** Begin INFORMATION PROVIDED **
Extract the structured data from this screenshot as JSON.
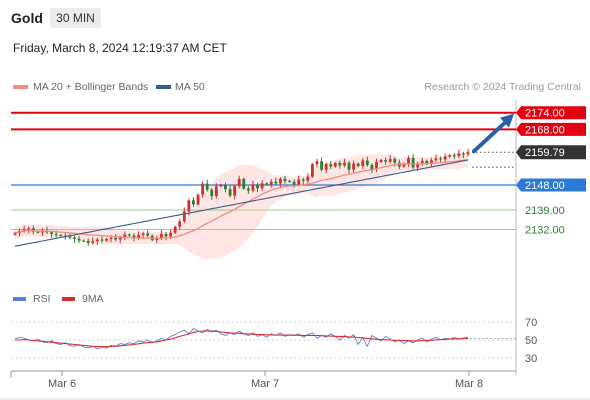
{
  "header": {
    "title": "Gold",
    "timeframe": "30 MIN",
    "datetime": "Friday, March 8, 2024 12:19:37 AM CET"
  },
  "colors": {
    "candle_up": "#d32f2f",
    "candle_down": "#2e7d32",
    "ma20": "#f28b82",
    "bollinger_fill": "#fde3e1",
    "ma50": "#3f5a8e",
    "resistance": "#e3000f",
    "pivot": "#2b7bd6",
    "support": "#9ccc90",
    "rsi": "#5b7fd6",
    "rsi_ma": "#d32f2f",
    "arrow": "#2d5fa8",
    "price_box": "#333333"
  },
  "chart_data": {
    "type": "candlestick",
    "title": "Gold",
    "timeframe": "30 MIN",
    "credit": "Research © 2024 Trading Central",
    "legend": [
      {
        "name": "MA 20 + Bollinger Bands",
        "color": "#f28b82"
      },
      {
        "name": "MA 50",
        "color": "#3f5a8e"
      }
    ],
    "x_ticks": [
      "Mar 6",
      "Mar 7",
      "Mar 8"
    ],
    "ylim": [
      2116,
      2180
    ],
    "current_price": "2159.79",
    "levels": [
      {
        "label": "2174.00",
        "value": 2174.0,
        "kind": "resistance"
      },
      {
        "label": "2168.00",
        "value": 2168.0,
        "kind": "resistance"
      },
      {
        "label": "2148.00",
        "value": 2148.0,
        "kind": "pivot"
      },
      {
        "label": "2139.00",
        "value": 2139.0,
        "kind": "support"
      },
      {
        "label": "2132.00",
        "value": 2132.0,
        "kind": "support"
      }
    ],
    "arrow_target": 2174.0,
    "close_series": [
      2130.8,
      2131.5,
      2132.0,
      2132.4,
      2131.2,
      2130.9,
      2131.6,
      2131.0,
      2130.4,
      2130.0,
      2129.8,
      2129.5,
      2129.1,
      2128.6,
      2128.0,
      2127.9,
      2127.2,
      2127.8,
      2128.4,
      2128.0,
      2128.6,
      2129.0,
      2128.4,
      2129.1,
      2130.2,
      2129.8,
      2128.9,
      2130.0,
      2130.6,
      2129.8,
      2128.2,
      2128.9,
      2130.4,
      2129.5,
      2130.8,
      2133.0,
      2134.9,
      2138.5,
      2142.5,
      2141.0,
      2144.5,
      2148.5,
      2146.3,
      2144.0,
      2147.5,
      2148.0,
      2146.5,
      2144.2,
      2147.6,
      2150.2,
      2146.7,
      2146.0,
      2148.2,
      2146.8,
      2148.6,
      2148.2,
      2149.2,
      2148.6,
      2150.2,
      2149.4,
      2149.2,
      2148.2,
      2150.0,
      2149.5,
      2151.0,
      2155.5,
      2156.5,
      2153.5,
      2155.5,
      2154.6,
      2155.9,
      2155.0,
      2156.0,
      2153.5,
      2155.7,
      2154.8,
      2156.8,
      2155.2,
      2153.6,
      2156.3,
      2157.0,
      2156.4,
      2157.4,
      2156.0,
      2154.6,
      2155.7,
      2157.7,
      2154.3,
      2155.8,
      2156.7,
      2155.5,
      2156.9,
      2157.6,
      2157.2,
      2158.2,
      2158.7,
      2158.4,
      2159.3,
      2159.1,
      2159.8
    ],
    "rsi": {
      "legend": [
        {
          "name": "RSI",
          "color": "#5b7fd6"
        },
        {
          "name": "9MA",
          "color": "#d32f2f"
        }
      ],
      "ticks": [
        70,
        50,
        30
      ],
      "ylim": [
        22,
        78
      ],
      "values": [
        51,
        53,
        52,
        50,
        49,
        51,
        48,
        47,
        49,
        46,
        45,
        47,
        44,
        43,
        45,
        42,
        41,
        43,
        40,
        42,
        41,
        44,
        43,
        46,
        45,
        47,
        46,
        49,
        48,
        50,
        47,
        49,
        52,
        50,
        54,
        56,
        59,
        61,
        57,
        63,
        60,
        58,
        62,
        59,
        61,
        57,
        55,
        58,
        56,
        60,
        57,
        55,
        58,
        54,
        56,
        53,
        57,
        55,
        58,
        54,
        56,
        55,
        57,
        53,
        56,
        58,
        52,
        55,
        53,
        57,
        54,
        50,
        55,
        52,
        56,
        45,
        53,
        43,
        55,
        52,
        49,
        54,
        51,
        48,
        50,
        46,
        49,
        47,
        50,
        52,
        48,
        51,
        53,
        50,
        52,
        51,
        53,
        51,
        52,
        53
      ],
      "ma": [
        50,
        50,
        50.5,
        50,
        49.5,
        49,
        48.5,
        48,
        47.5,
        47,
        46.5,
        46,
        45.5,
        45,
        44.5,
        44,
        43.5,
        43,
        42.8,
        42.5,
        42.5,
        43,
        43,
        43.5,
        44,
        44.5,
        45,
        45.8,
        46.5,
        47,
        47.5,
        48,
        49,
        50,
        51,
        52.5,
        54,
        55.5,
        57,
        58.5,
        59.5,
        60,
        60,
        60,
        59.5,
        59,
        58.5,
        58,
        57.8,
        57.5,
        57,
        56.8,
        56.5,
        56.2,
        56,
        55.8,
        55.7,
        55.6,
        55.5,
        55.5,
        55.4,
        55.4,
        55.3,
        55.2,
        55.1,
        55,
        55,
        54.8,
        54.6,
        54.4,
        54.2,
        54,
        53.8,
        53.5,
        53.2,
        52.8,
        52.3,
        51.8,
        51.3,
        50.8,
        50.5,
        50.2,
        50,
        49.7,
        49.5,
        49.3,
        49.1,
        49,
        49,
        49.2,
        49.5,
        49.8,
        50.1,
        50.4,
        50.7,
        51,
        51.2,
        51.4,
        51.6,
        51.8
      ]
    }
  }
}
** End INFORMATION PROVIDED **
DIRECTIONS FOR THIS TASK >>
In the copy, include all records verbatim but no images.

WRITTEN SOLUTION >>
Extract the structured data from this screenshot as JSON.
{
  "header": {
    "title": "Gold",
    "timeframe": "30 MIN",
    "datetime": "Friday, March 8, 2024 12:19:37 AM CET"
  },
  "colors": {
    "candle_up": "#d32f2f",
    "candle_down": "#2e7d32",
    "ma20": "#f28b82",
    "bollinger_fill": "#fde3e1",
    "ma50": "#3f5a8e",
    "resistance": "#e3000f",
    "pivot": "#2b7bd6",
    "support": "#9ccc90",
    "rsi": "#5b7fd6",
    "rsi_ma": "#d32f2f",
    "arrow": "#2d5fa8",
    "price_box": "#333333"
  },
  "chart_data": {
    "type": "candlestick",
    "title": "Gold",
    "timeframe": "30 MIN",
    "credit": "Research © 2024 Trading Central",
    "legend": [
      {
        "name": "MA 20 + Bollinger Bands",
        "color": "#f28b82"
      },
      {
        "name": "MA 50",
        "color": "#3f5a8e"
      }
    ],
    "x_ticks": [
      "Mar 6",
      "Mar 7",
      "Mar 8"
    ],
    "ylim": [
      2116,
      2180
    ],
    "current_price": "2159.79",
    "levels": [
      {
        "label": "2174.00",
        "value": 2174.0,
        "kind": "resistance"
      },
      {
        "label": "2168.00",
        "value": 2168.0,
        "kind": "resistance"
      },
      {
        "label": "2148.00",
        "value": 2148.0,
        "kind": "pivot"
      },
      {
        "label": "2139.00",
        "value": 2139.0,
        "kind": "support"
      },
      {
        "label": "2132.00",
        "value": 2132.0,
        "kind": "support"
      }
    ],
    "arrow_target": 2174.0,
    "close_series": [
      2130.8,
      2131.5,
      2132.0,
      2132.4,
      2131.2,
      2130.9,
      2131.6,
      2131.0,
      2130.4,
      2130.0,
      2129.8,
      2129.5,
      2129.1,
      2128.6,
      2128.0,
      2127.9,
      2127.2,
      2127.8,
      2128.4,
      2128.0,
      2128.6,
      2129.0,
      2128.4,
      2129.1,
      2130.2,
      2129.8,
      2128.9,
      2130.0,
      2130.6,
      2129.8,
      2128.2,
      2128.9,
      2130.4,
      2129.5,
      2130.8,
      2133.0,
      2134.9,
      2138.5,
      2142.5,
      2141.0,
      2144.5,
      2148.5,
      2146.3,
      2144.0,
      2147.5,
      2148.0,
      2146.5,
      2144.2,
      2147.6,
      2150.2,
      2146.7,
      2146.0,
      2148.2,
      2146.8,
      2148.6,
      2148.2,
      2149.2,
      2148.6,
      2150.2,
      2149.4,
      2149.2,
      2148.2,
      2150.0,
      2149.5,
      2151.0,
      2155.5,
      2156.5,
      2153.5,
      2155.5,
      2154.6,
      2155.9,
      2155.0,
      2156.0,
      2153.5,
      2155.7,
      2154.8,
      2156.8,
      2155.2,
      2153.6,
      2156.3,
      2157.0,
      2156.4,
      2157.4,
      2156.0,
      2154.6,
      2155.7,
      2157.7,
      2154.3,
      2155.8,
      2156.7,
      2155.5,
      2156.9,
      2157.6,
      2157.2,
      2158.2,
      2158.7,
      2158.4,
      2159.3,
      2159.1,
      2159.8
    ],
    "rsi": {
      "legend": [
        {
          "name": "RSI",
          "color": "#5b7fd6"
        },
        {
          "name": "9MA",
          "color": "#d32f2f"
        }
      ],
      "ticks": [
        70,
        50,
        30
      ],
      "ylim": [
        22,
        78
      ],
      "values": [
        51,
        53,
        52,
        50,
        49,
        51,
        48,
        47,
        49,
        46,
        45,
        47,
        44,
        43,
        45,
        42,
        41,
        43,
        40,
        42,
        41,
        44,
        43,
        46,
        45,
        47,
        46,
        49,
        48,
        50,
        47,
        49,
        52,
        50,
        54,
        56,
        59,
        61,
        57,
        63,
        60,
        58,
        62,
        59,
        61,
        57,
        55,
        58,
        56,
        60,
        57,
        55,
        58,
        54,
        56,
        53,
        57,
        55,
        58,
        54,
        56,
        55,
        57,
        53,
        56,
        58,
        52,
        55,
        53,
        57,
        54,
        50,
        55,
        52,
        56,
        45,
        53,
        43,
        55,
        52,
        49,
        54,
        51,
        48,
        50,
        46,
        49,
        47,
        50,
        52,
        48,
        51,
        53,
        50,
        52,
        51,
        53,
        51,
        52,
        53
      ],
      "ma": [
        50,
        50,
        50.5,
        50,
        49.5,
        49,
        48.5,
        48,
        47.5,
        47,
        46.5,
        46,
        45.5,
        45,
        44.5,
        44,
        43.5,
        43,
        42.8,
        42.5,
        42.5,
        43,
        43,
        43.5,
        44,
        44.5,
        45,
        45.8,
        46.5,
        47,
        47.5,
        48,
        49,
        50,
        51,
        52.5,
        54,
        55.5,
        57,
        58.5,
        59.5,
        60,
        60,
        60,
        59.5,
        59,
        58.5,
        58,
        57.8,
        57.5,
        57,
        56.8,
        56.5,
        56.2,
        56,
        55.8,
        55.7,
        55.6,
        55.5,
        55.5,
        55.4,
        55.4,
        55.3,
        55.2,
        55.1,
        55,
        55,
        54.8,
        54.6,
        54.4,
        54.2,
        54,
        53.8,
        53.5,
        53.2,
        52.8,
        52.3,
        51.8,
        51.3,
        50.8,
        50.5,
        50.2,
        50,
        49.7,
        49.5,
        49.3,
        49.1,
        49,
        49,
        49.2,
        49.5,
        49.8,
        50.1,
        50.4,
        50.7,
        51,
        51.2,
        51.4,
        51.6,
        51.8
      ]
    }
  }
}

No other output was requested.